◆ **Exercise prompt**
Recast these lines as a numbered list, leaving out any blank lines.

◆ **Data in this exercise**
..............................

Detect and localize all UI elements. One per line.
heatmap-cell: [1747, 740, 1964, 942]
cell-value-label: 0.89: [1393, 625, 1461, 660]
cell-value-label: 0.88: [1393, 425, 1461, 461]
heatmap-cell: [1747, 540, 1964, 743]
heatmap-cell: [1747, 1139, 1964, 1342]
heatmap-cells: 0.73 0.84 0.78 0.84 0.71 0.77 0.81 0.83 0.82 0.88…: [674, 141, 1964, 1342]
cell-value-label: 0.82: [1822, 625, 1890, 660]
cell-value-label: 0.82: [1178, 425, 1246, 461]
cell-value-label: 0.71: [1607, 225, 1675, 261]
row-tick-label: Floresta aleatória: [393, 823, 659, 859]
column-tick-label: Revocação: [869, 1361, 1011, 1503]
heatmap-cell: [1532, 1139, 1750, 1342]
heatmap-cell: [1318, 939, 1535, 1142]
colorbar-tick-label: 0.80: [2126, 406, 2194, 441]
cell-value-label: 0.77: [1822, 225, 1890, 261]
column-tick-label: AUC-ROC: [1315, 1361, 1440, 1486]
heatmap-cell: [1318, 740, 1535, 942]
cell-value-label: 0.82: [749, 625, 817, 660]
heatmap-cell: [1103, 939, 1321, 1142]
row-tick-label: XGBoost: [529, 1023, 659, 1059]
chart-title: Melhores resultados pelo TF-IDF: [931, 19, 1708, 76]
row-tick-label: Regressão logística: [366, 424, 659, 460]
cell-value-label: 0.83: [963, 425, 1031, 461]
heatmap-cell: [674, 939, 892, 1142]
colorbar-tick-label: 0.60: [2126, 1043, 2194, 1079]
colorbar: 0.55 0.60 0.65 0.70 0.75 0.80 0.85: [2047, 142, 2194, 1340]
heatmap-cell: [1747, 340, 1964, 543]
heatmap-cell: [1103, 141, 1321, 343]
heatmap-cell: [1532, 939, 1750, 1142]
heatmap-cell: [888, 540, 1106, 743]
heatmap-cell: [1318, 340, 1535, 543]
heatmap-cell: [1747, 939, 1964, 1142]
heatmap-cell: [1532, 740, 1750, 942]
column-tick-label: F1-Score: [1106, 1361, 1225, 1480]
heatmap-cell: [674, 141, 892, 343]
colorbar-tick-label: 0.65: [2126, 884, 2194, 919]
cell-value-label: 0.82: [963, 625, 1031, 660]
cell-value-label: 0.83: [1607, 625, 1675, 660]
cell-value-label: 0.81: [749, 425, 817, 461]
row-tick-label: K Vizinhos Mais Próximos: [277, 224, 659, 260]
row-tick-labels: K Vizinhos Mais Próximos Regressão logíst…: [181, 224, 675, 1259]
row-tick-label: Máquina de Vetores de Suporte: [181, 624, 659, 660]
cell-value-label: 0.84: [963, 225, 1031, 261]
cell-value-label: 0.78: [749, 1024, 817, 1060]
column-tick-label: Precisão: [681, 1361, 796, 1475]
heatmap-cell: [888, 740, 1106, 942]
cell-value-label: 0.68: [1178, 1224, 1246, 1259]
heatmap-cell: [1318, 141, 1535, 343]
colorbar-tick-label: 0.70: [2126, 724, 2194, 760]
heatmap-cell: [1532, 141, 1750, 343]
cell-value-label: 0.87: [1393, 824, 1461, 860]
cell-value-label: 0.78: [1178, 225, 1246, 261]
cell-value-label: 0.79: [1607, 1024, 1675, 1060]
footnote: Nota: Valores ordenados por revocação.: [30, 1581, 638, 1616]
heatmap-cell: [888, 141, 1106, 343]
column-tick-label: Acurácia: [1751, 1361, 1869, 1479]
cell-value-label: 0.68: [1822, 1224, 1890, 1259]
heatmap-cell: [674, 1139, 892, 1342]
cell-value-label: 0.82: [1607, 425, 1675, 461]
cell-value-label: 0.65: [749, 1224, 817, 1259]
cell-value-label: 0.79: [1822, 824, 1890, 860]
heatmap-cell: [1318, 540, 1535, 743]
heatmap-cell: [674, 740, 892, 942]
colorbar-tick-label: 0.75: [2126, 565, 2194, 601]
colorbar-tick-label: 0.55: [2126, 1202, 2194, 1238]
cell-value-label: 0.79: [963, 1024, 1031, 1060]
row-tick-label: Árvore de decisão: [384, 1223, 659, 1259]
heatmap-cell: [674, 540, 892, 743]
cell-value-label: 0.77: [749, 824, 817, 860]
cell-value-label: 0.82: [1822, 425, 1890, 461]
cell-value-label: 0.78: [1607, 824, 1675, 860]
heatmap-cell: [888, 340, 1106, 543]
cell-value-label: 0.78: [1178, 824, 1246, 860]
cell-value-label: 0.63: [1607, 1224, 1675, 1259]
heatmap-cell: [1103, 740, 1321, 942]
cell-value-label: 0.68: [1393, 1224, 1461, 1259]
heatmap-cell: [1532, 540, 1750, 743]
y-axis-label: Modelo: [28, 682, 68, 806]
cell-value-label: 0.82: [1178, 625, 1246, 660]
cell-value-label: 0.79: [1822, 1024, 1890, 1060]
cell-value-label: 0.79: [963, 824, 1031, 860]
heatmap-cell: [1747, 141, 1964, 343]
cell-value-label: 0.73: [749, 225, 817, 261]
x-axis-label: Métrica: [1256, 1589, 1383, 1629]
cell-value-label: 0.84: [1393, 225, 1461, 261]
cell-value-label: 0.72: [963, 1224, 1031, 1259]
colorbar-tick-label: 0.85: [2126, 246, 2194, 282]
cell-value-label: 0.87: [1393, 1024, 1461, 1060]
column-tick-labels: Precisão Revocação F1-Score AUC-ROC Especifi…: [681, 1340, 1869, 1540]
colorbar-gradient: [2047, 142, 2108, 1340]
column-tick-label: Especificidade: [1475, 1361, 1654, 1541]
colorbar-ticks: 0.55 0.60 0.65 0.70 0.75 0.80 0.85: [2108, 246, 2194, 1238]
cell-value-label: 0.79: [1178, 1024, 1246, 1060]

..............................

◆ **Correct output**
1. Detect and localize all UI elements. One per line.
2. heatmap-cell: [1747, 740, 1964, 942]
3. cell-value-label: 0.89: [1393, 625, 1461, 660]
4. cell-value-label: 0.88: [1393, 425, 1461, 461]
5. heatmap-cell: [1747, 540, 1964, 743]
6. heatmap-cell: [1747, 1139, 1964, 1342]
7. heatmap-cells: 0.73 0.84 0.78 0.84 0.71 0.77 0.81 0.83 0.82 0.88…: [674, 141, 1964, 1342]
8. cell-value-label: 0.82: [1822, 625, 1890, 660]
9. cell-value-label: 0.82: [1178, 425, 1246, 461]
10. cell-value-label: 0.71: [1607, 225, 1675, 261]
11. row-tick-label: Floresta aleatória: [393, 823, 659, 859]
12. column-tick-label: Revocação: [869, 1361, 1011, 1503]
13. heatmap-cell: [1532, 1139, 1750, 1342]
14. heatmap-cell: [1318, 939, 1535, 1142]
15. colorbar-tick-label: 0.80: [2126, 406, 2194, 441]
16. cell-value-label: 0.77: [1822, 225, 1890, 261]
17. column-tick-label: AUC-ROC: [1315, 1361, 1440, 1486]
18. heatmap-cell: [1318, 740, 1535, 942]
19. cell-value-label: 0.82: [749, 625, 817, 660]
20. heatmap-cell: [1103, 939, 1321, 1142]
21. row-tick-label: XGBoost: [529, 1023, 659, 1059]
22. chart-title: Melhores resultados pelo TF-IDF: [931, 19, 1708, 76]
23. row-tick-label: Regressão logística: [366, 424, 659, 460]
24. cell-value-label: 0.83: [963, 425, 1031, 461]
25. heatmap-cell: [674, 939, 892, 1142]
26. colorbar-tick-label: 0.60: [2126, 1043, 2194, 1079]
27. colorbar: 0.55 0.60 0.65 0.70 0.75 0.80 0.85: [2047, 142, 2194, 1340]
28. heatmap-cell: [1747, 340, 1964, 543]
29. heatmap-cell: [1103, 141, 1321, 343]
30. heatmap-cell: [1532, 939, 1750, 1142]
31. heatmap-cell: [888, 540, 1106, 743]
32. heatmap-cell: [1318, 340, 1535, 543]
33. heatmap-cell: [1747, 939, 1964, 1142]
34. heatmap-cell: [1532, 740, 1750, 942]
35. column-tick-label: F1-Score: [1106, 1361, 1225, 1480]
36. heatmap-cell: [674, 141, 892, 343]
37. colorbar-tick-label: 0.65: [2126, 884, 2194, 919]
38. cell-value-label: 0.82: [963, 625, 1031, 660]
39. cell-value-label: 0.83: [1607, 625, 1675, 660]
40. cell-value-label: 0.81: [749, 425, 817, 461]
41. row-tick-label: K Vizinhos Mais Próximos: [277, 224, 659, 260]
42. row-tick-labels: K Vizinhos Mais Próximos Regressão logíst…: [181, 224, 675, 1259]
43. row-tick-label: Máquina de Vetores de Suporte: [181, 624, 659, 660]
44. cell-value-label: 0.84: [963, 225, 1031, 261]
45. cell-value-label: 0.78: [749, 1024, 817, 1060]
46. column-tick-label: Precisão: [681, 1361, 796, 1475]
47. heatmap-cell: [888, 740, 1106, 942]
48. cell-value-label: 0.68: [1178, 1224, 1246, 1259]
49. heatmap-cell: [1318, 141, 1535, 343]
50. colorbar-tick-label: 0.70: [2126, 724, 2194, 760]
51. heatmap-cell: [1532, 141, 1750, 343]
52. cell-value-label: 0.87: [1393, 824, 1461, 860]
53. cell-value-label: 0.78: [1178, 225, 1246, 261]
54. cell-value-label: 0.79: [1607, 1024, 1675, 1060]
55. footnote: Nota: Valores ordenados por revocação.: [30, 1581, 638, 1616]
56. heatmap-cell: [888, 141, 1106, 343]
57. column-tick-label: Acurácia: [1751, 1361, 1869, 1479]
58. cell-value-label: 0.68: [1822, 1224, 1890, 1259]
59. heatmap-cell: [674, 1139, 892, 1342]
60. cell-value-label: 0.82: [1607, 425, 1675, 461]
61. cell-value-label: 0.65: [749, 1224, 817, 1259]
62. cell-value-label: 0.79: [1822, 824, 1890, 860]
63. heatmap-cell: [1318, 540, 1535, 743]
64. heatmap-cell: [674, 740, 892, 942]
65. colorbar-tick-label: 0.75: [2126, 565, 2194, 601]
66. colorbar-tick-label: 0.55: [2126, 1202, 2194, 1238]
67. cell-value-label: 0.79: [963, 1024, 1031, 1060]
68. row-tick-label: Árvore de decisão: [384, 1223, 659, 1259]
69. heatmap-cell: [674, 540, 892, 743]
70. cell-value-label: 0.77: [749, 824, 817, 860]
71. cell-value-label: 0.82: [1822, 425, 1890, 461]
72. cell-value-label: 0.78: [1607, 824, 1675, 860]
73. heatmap-cell: [888, 340, 1106, 543]
74. cell-value-label: 0.78: [1178, 824, 1246, 860]
75. cell-value-label: 0.63: [1607, 1224, 1675, 1259]
76. heatmap-cell: [1103, 740, 1321, 942]
77. cell-value-label: 0.68: [1393, 1224, 1461, 1259]
78. heatmap-cell: [1532, 540, 1750, 743]
79. y-axis-label: Modelo: [28, 682, 68, 806]
80. cell-value-label: 0.82: [1178, 625, 1246, 660]
81. cell-value-label: 0.79: [1822, 1024, 1890, 1060]
82. cell-value-label: 0.79: [963, 824, 1031, 860]
83. heatmap-cell: [1747, 141, 1964, 343]
84. cell-value-label: 0.73: [749, 225, 817, 261]
85. x-axis-label: Métrica: [1256, 1589, 1383, 1629]
86. cell-value-label: 0.84: [1393, 225, 1461, 261]
87. cell-value-label: 0.72: [963, 1224, 1031, 1259]
88. colorbar-tick-label: 0.85: [2126, 246, 2194, 282]
89. cell-value-label: 0.87: [1393, 1024, 1461, 1060]
90. column-tick-labels: Precisão Revocação F1-Score AUC-ROC Especifi…: [681, 1340, 1869, 1540]
91. colorbar-gradient: [2047, 142, 2108, 1340]
92. column-tick-label: Especificidade: [1475, 1361, 1654, 1541]
93. colorbar-ticks: 0.55 0.60 0.65 0.70 0.75 0.80 0.85: [2108, 246, 2194, 1238]
94. cell-value-label: 0.79: [1178, 1024, 1246, 1060]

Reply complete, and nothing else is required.